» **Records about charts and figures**

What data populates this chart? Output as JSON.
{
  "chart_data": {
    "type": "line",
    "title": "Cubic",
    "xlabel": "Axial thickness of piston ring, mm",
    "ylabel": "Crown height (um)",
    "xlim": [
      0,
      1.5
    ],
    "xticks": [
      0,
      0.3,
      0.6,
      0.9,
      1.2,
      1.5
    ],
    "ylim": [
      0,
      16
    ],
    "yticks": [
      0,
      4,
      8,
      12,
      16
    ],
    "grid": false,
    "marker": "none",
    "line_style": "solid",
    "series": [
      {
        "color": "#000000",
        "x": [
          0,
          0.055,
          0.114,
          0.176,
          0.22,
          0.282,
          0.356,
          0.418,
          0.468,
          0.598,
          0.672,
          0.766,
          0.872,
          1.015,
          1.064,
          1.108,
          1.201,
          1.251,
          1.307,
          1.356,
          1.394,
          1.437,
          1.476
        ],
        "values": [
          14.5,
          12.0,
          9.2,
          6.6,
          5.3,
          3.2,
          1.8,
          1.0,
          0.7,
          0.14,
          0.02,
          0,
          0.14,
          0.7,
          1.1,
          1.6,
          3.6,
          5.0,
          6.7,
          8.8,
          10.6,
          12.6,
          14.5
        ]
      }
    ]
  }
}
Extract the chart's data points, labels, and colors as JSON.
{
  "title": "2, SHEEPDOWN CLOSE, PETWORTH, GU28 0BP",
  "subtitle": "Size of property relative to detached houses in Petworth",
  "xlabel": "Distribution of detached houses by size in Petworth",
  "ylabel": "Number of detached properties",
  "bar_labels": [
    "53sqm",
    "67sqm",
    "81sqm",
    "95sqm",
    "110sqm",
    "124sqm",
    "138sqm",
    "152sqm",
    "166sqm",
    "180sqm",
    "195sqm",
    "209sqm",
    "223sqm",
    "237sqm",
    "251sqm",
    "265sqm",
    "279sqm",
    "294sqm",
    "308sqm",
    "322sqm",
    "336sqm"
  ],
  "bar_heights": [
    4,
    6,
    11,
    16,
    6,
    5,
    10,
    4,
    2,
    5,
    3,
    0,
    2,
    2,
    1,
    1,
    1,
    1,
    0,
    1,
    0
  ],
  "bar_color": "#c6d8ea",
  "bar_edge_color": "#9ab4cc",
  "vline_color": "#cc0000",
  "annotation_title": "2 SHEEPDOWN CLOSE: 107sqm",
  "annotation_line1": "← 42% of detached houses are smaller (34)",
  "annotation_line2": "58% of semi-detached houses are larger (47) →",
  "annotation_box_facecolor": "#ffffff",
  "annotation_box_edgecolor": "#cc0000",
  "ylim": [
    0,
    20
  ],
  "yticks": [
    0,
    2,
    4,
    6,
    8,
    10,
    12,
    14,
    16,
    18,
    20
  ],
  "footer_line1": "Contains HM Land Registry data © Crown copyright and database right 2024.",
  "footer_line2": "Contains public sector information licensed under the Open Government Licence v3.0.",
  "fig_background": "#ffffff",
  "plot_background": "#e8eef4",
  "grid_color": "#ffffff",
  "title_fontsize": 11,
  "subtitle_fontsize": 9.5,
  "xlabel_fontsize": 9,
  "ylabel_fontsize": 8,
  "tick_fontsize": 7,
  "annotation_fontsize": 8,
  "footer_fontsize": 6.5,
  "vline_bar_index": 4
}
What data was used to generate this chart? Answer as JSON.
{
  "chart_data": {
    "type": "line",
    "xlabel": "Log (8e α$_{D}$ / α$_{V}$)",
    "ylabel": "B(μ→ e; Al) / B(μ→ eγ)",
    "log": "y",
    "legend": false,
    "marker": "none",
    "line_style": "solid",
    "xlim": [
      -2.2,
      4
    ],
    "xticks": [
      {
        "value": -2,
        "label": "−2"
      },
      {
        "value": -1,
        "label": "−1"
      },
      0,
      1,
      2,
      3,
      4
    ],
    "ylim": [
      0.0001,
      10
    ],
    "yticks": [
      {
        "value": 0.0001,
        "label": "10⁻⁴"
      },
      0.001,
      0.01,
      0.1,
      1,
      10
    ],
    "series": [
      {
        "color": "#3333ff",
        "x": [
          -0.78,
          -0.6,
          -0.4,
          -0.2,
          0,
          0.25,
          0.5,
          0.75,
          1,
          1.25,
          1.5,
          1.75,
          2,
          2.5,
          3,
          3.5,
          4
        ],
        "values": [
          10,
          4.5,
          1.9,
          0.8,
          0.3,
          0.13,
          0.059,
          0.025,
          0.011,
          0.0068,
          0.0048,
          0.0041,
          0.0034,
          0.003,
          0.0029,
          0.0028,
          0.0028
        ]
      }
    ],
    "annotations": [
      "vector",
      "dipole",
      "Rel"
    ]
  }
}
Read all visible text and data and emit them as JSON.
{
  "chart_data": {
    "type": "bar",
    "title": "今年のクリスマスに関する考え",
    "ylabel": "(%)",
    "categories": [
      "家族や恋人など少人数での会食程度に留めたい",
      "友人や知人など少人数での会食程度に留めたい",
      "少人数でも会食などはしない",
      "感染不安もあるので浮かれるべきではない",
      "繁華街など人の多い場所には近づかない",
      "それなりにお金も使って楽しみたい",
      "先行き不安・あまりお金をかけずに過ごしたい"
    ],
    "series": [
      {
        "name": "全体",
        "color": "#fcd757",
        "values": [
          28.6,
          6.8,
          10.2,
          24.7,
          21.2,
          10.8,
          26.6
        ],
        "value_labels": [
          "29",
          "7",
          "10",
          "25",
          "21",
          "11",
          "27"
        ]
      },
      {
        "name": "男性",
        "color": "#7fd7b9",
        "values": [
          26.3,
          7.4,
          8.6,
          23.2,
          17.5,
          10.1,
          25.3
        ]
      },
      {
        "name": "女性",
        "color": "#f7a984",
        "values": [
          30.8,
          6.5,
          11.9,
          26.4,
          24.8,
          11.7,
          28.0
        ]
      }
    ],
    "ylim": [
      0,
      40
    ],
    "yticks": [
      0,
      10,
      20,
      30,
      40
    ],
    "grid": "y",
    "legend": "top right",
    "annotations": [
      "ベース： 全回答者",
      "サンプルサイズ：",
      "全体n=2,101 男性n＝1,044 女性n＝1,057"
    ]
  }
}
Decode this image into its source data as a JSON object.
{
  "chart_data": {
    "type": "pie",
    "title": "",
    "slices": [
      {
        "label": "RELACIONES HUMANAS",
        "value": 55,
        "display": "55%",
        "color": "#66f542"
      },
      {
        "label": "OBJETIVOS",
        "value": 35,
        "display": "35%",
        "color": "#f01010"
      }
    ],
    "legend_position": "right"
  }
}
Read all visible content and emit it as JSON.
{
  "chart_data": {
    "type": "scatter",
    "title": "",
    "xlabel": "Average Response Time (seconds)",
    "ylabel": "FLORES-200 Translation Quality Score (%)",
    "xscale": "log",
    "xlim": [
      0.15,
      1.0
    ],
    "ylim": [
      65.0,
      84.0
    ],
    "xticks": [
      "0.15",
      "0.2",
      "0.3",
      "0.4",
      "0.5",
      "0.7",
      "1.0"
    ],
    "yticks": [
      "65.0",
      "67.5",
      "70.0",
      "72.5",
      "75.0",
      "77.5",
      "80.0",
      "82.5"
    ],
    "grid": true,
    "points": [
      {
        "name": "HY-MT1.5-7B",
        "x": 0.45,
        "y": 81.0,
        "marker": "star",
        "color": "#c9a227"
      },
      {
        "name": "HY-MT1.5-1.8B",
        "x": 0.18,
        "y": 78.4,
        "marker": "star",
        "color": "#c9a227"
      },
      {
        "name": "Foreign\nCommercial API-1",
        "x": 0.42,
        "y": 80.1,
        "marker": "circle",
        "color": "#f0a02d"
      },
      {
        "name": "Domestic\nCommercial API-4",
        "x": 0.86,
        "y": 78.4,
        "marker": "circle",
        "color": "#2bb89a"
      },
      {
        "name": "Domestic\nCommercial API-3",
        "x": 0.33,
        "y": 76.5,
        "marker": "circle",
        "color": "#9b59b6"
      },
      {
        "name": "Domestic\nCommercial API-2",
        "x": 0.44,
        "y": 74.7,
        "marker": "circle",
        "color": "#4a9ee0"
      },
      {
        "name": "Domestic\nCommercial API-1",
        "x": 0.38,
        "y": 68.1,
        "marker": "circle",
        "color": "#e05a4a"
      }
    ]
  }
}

» **INSTRUCTIONS FOR THE TASK**
Return the line that contains "Read all visible content and emit it as JSON." and all lines after it, verbatim, and nothing else.

» **SOLVED PROBLEM**
Read all visible content and emit it as JSON.
{
  "chart_data": {
    "type": "scatter",
    "title": "",
    "xlabel": "Average Response Time (seconds)",
    "ylabel": "FLORES-200 Translation Quality Score (%)",
    "xscale": "log",
    "xlim": [
      0.15,
      1.0
    ],
    "ylim": [
      65.0,
      84.0
    ],
    "xticks": [
      "0.15",
      "0.2",
      "0.3",
      "0.4",
      "0.5",
      "0.7",
      "1.0"
    ],
    "yticks": [
      "65.0",
      "67.5",
      "70.0",
      "72.5",
      "75.0",
      "77.5",
      "80.0",
      "82.5"
    ],
    "grid": true,
    "points": [
      {
        "name": "HY-MT1.5-7B",
        "x": 0.45,
        "y": 81.0,
        "marker": "star",
        "color": "#c9a227"
      },
      {
        "name": "HY-MT1.5-1.8B",
        "x": 0.18,
        "y": 78.4,
        "marker": "star",
        "color": "#c9a227"
      },
      {
        "name": "Foreign\nCommercial API-1",
        "x": 0.42,
        "y": 80.1,
        "marker": "circle",
        "color": "#f0a02d"
      },
      {
        "name": "Domestic\nCommercial API-4",
        "x": 0.86,
        "y": 78.4,
        "marker": "circle",
        "color": "#2bb89a"
      },
      {
        "name": "Domestic\nCommercial API-3",
        "x": 0.33,
        "y": 76.5,
        "marker": "circle",
        "color": "#9b59b6"
      },
      {
        "name": "Domestic\nCommercial API-2",
        "x": 0.44,
        "y": 74.7,
        "marker": "circle",
        "color": "#4a9ee0"
      },
      {
        "name": "Domestic\nCommercial API-1",
        "x": 0.38,
        "y": 68.1,
        "marker": "circle",
        "color": "#e05a4a"
      }
    ]
  }
}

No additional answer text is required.